Dataset:

* Begin *

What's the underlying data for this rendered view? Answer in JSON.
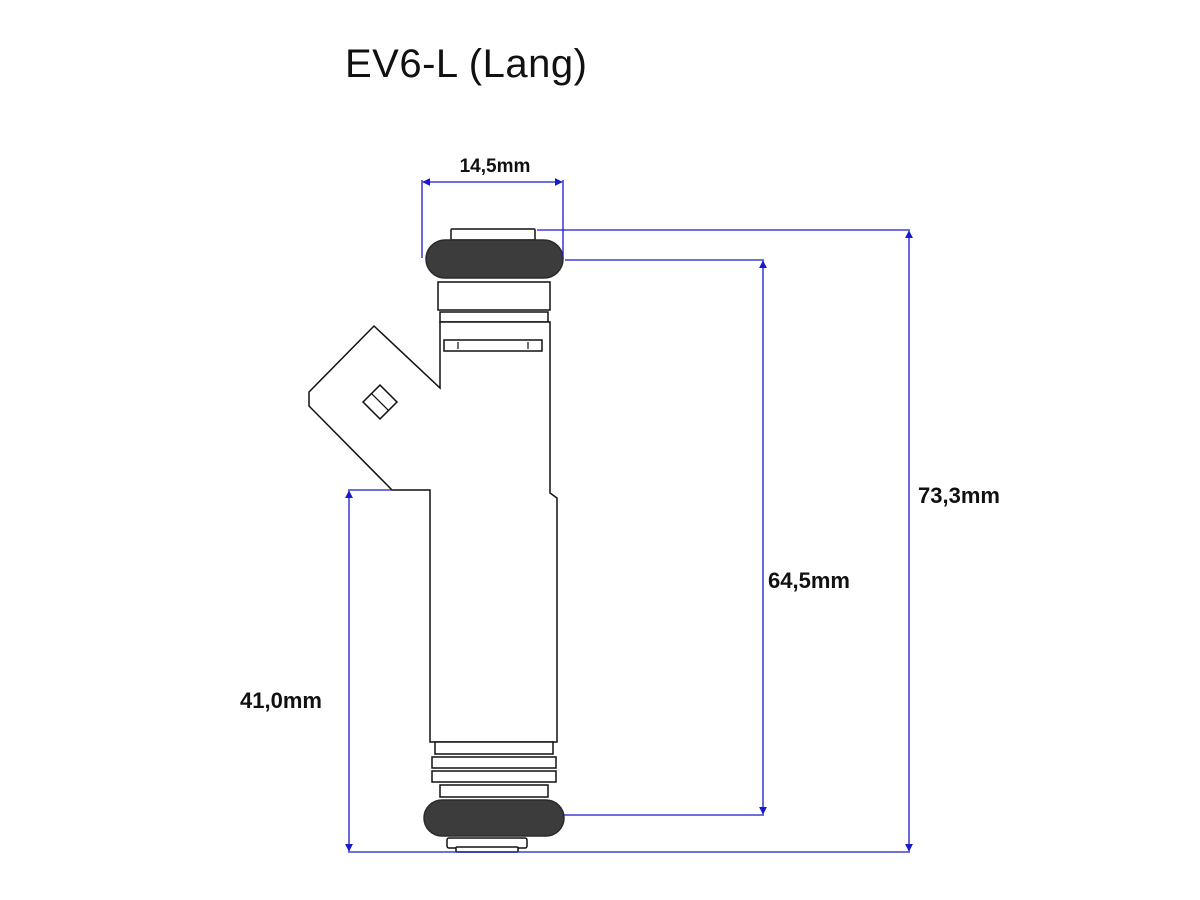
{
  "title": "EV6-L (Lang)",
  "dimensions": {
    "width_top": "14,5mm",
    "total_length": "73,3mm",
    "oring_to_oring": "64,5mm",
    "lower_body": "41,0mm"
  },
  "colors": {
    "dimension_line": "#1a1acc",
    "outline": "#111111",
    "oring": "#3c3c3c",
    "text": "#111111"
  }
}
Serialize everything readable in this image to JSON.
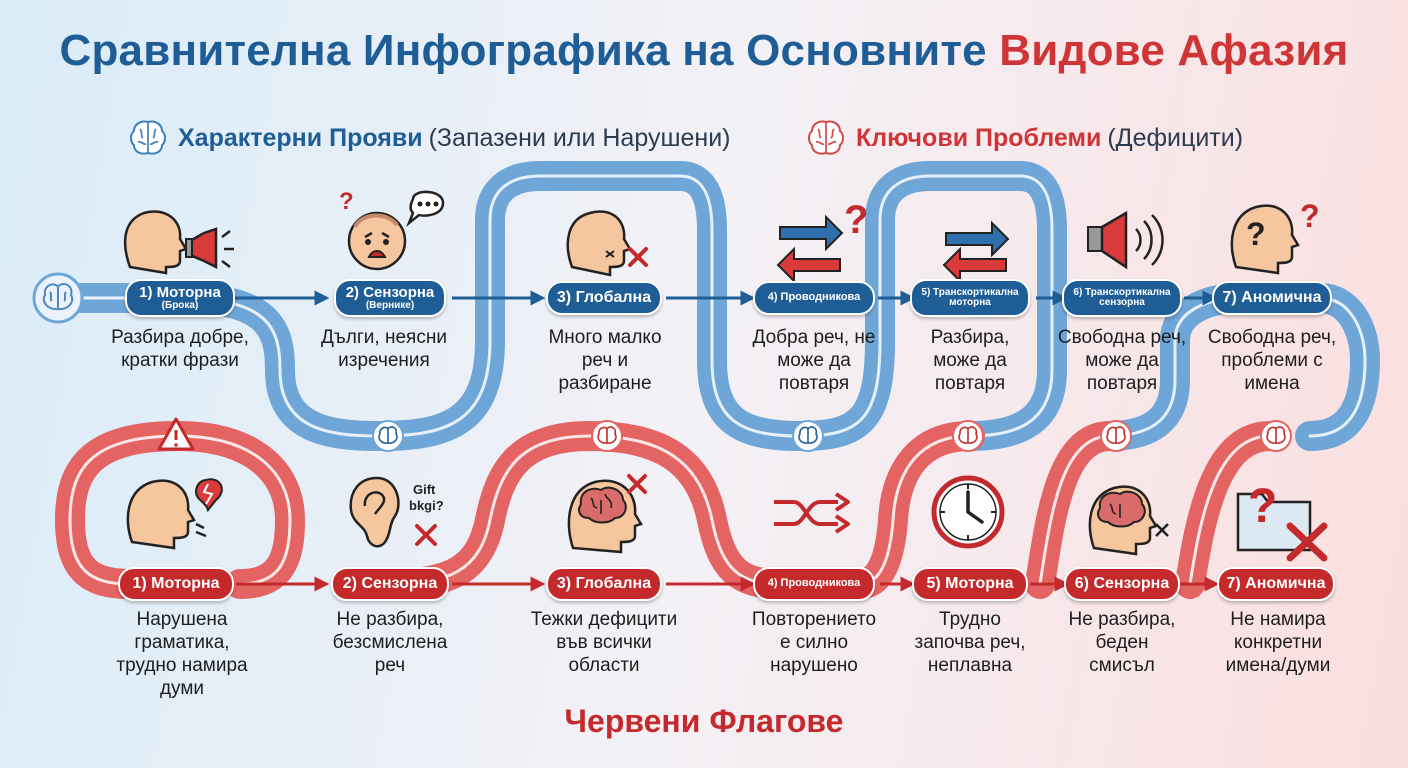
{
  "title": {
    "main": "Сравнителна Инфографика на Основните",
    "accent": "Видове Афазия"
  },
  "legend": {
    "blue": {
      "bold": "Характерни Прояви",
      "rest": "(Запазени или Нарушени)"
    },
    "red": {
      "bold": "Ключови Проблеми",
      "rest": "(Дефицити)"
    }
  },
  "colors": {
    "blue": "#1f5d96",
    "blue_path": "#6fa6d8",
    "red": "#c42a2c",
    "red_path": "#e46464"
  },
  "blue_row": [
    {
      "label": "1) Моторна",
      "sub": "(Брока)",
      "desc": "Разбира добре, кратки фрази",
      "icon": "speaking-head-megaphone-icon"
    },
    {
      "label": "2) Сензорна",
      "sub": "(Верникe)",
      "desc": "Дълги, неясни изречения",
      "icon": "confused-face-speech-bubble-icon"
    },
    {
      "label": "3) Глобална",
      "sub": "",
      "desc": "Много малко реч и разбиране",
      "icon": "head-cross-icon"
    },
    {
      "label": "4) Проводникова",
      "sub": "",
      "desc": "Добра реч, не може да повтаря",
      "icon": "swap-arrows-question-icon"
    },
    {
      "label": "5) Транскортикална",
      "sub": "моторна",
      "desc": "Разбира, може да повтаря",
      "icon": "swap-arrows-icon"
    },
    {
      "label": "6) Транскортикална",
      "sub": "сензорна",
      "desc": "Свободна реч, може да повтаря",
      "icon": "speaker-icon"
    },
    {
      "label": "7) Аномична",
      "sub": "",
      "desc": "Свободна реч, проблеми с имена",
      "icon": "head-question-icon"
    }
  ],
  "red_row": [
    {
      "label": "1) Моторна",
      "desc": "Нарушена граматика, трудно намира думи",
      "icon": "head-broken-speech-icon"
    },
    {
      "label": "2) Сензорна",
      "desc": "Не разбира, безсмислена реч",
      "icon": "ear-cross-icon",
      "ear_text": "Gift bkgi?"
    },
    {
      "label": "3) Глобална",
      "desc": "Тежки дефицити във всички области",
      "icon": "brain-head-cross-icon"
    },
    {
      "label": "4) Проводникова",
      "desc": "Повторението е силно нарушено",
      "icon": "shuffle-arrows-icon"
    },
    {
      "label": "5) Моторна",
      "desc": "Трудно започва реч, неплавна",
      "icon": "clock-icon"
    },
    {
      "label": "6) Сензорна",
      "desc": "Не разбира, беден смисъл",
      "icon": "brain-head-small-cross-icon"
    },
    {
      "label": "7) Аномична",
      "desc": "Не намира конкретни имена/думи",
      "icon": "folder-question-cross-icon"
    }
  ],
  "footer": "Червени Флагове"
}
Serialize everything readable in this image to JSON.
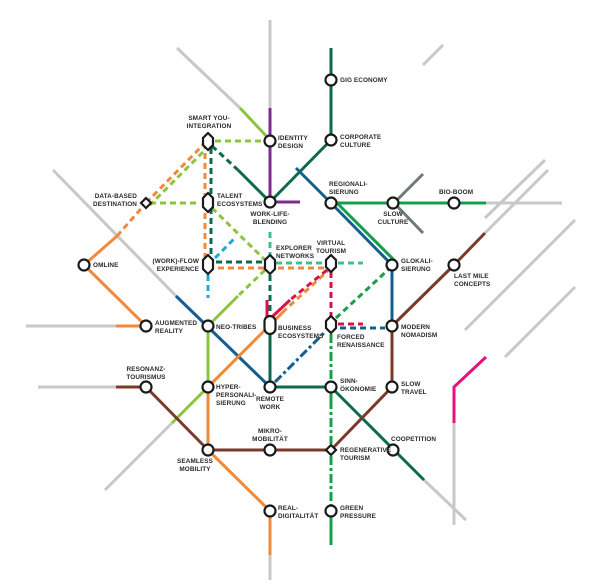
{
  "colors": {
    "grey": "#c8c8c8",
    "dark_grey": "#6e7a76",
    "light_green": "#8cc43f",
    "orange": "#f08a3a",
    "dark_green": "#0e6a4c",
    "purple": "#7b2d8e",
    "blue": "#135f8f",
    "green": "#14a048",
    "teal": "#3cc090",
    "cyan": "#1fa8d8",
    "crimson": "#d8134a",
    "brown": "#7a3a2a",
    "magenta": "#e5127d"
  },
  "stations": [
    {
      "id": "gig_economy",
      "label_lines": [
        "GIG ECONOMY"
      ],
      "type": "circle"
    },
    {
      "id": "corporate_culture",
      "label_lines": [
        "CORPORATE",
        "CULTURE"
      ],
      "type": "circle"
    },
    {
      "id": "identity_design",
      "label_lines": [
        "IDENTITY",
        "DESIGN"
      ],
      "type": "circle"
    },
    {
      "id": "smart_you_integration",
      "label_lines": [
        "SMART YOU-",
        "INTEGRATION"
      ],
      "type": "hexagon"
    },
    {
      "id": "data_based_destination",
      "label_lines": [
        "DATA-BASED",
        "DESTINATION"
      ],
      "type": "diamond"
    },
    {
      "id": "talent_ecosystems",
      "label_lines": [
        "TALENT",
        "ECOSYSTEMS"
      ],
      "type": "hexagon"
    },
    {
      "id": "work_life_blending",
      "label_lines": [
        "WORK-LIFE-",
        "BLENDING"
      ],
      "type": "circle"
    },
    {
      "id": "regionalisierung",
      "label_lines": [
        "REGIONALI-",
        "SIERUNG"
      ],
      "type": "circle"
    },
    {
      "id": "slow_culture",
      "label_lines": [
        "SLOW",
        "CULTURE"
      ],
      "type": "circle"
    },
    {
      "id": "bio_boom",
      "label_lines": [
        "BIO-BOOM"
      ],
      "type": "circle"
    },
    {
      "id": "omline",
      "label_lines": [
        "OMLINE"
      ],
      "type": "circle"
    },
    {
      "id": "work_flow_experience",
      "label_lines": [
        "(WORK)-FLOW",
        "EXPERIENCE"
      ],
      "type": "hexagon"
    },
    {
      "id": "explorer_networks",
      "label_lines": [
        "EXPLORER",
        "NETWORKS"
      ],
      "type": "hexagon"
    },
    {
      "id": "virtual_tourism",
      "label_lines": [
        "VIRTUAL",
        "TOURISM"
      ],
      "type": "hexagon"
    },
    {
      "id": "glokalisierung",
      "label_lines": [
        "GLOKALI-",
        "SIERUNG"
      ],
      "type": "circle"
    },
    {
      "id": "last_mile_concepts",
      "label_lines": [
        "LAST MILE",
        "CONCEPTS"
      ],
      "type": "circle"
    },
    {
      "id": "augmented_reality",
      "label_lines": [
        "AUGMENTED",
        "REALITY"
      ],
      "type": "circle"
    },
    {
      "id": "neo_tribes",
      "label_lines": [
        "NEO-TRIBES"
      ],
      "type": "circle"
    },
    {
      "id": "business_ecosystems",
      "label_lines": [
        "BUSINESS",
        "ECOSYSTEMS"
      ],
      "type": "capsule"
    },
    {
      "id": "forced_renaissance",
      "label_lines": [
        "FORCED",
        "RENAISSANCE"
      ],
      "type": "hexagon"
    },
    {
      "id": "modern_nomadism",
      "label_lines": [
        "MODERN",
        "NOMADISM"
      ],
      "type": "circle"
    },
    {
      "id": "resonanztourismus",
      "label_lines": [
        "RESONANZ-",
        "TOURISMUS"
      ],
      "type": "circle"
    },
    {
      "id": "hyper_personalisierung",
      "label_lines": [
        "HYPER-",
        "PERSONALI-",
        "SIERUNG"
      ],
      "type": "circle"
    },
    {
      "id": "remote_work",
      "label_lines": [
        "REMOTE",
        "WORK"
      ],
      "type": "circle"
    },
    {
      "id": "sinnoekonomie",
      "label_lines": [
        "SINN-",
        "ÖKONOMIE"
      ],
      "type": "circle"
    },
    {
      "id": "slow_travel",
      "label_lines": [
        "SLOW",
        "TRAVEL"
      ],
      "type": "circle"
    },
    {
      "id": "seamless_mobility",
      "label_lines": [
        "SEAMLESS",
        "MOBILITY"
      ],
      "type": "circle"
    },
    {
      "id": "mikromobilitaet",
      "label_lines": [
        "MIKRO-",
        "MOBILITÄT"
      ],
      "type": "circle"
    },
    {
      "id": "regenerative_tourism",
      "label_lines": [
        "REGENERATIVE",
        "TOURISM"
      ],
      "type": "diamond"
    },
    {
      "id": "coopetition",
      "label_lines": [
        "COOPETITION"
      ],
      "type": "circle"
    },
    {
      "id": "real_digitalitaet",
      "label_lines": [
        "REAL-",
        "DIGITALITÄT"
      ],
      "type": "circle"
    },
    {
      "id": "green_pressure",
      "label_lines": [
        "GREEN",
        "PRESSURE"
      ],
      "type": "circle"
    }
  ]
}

* End *

Aim:
Reproduce every line from the entries that holds the word "brain".

Exercise answer:
      "icon": "brain-head-cross-icon"
      "icon": "brain-head-small-cross-icon"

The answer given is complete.